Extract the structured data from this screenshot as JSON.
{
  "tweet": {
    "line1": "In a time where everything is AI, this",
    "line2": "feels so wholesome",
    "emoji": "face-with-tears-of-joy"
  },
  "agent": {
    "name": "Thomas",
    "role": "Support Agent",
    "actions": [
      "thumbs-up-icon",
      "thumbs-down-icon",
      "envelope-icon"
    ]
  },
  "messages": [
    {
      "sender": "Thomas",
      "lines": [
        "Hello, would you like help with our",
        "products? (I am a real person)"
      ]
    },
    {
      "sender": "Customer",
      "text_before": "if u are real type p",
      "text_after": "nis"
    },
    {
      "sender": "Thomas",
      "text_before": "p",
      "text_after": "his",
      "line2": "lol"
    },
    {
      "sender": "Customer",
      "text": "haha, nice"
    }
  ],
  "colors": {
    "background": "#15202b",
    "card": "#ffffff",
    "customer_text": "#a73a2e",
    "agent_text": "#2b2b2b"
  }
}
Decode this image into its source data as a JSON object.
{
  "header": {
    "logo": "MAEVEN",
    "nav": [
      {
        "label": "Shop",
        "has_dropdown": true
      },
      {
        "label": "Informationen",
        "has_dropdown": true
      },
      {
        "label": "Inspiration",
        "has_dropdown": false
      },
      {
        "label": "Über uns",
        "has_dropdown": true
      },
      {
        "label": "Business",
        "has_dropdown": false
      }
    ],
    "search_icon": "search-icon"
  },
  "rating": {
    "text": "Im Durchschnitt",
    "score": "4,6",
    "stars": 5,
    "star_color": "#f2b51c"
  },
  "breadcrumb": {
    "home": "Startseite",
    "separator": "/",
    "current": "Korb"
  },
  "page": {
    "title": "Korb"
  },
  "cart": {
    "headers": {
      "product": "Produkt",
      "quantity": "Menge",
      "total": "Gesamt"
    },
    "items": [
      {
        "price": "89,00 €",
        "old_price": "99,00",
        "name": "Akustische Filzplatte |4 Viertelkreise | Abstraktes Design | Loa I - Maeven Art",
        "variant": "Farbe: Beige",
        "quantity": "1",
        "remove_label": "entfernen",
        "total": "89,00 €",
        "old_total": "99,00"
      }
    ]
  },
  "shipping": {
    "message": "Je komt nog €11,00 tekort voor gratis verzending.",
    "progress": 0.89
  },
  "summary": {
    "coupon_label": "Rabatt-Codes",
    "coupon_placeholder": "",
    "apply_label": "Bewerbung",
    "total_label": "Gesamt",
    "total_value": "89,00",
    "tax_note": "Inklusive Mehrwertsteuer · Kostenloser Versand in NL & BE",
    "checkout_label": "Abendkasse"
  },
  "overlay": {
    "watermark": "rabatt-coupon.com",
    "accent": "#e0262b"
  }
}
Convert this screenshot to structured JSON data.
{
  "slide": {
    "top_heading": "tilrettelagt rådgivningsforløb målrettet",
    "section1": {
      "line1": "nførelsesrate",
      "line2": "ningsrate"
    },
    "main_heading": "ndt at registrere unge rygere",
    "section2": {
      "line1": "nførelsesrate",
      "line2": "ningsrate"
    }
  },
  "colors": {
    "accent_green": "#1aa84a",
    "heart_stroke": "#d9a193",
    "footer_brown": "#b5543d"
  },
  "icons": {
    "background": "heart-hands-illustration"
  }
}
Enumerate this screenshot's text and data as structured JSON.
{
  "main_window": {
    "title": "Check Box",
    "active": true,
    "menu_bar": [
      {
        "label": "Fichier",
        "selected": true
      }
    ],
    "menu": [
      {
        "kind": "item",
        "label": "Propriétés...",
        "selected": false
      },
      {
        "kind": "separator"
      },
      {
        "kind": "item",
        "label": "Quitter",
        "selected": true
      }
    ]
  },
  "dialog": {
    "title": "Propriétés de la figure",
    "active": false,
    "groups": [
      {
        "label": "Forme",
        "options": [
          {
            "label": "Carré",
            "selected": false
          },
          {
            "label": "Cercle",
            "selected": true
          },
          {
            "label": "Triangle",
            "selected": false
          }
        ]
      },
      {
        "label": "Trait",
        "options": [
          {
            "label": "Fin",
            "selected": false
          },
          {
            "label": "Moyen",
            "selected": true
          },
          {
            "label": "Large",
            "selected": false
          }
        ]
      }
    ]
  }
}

■ ■ ■

TASK REQUIREMENTS:
Count every line above that holds the string "this" and give the total, nothing more.

ANSWER IN FULL:
5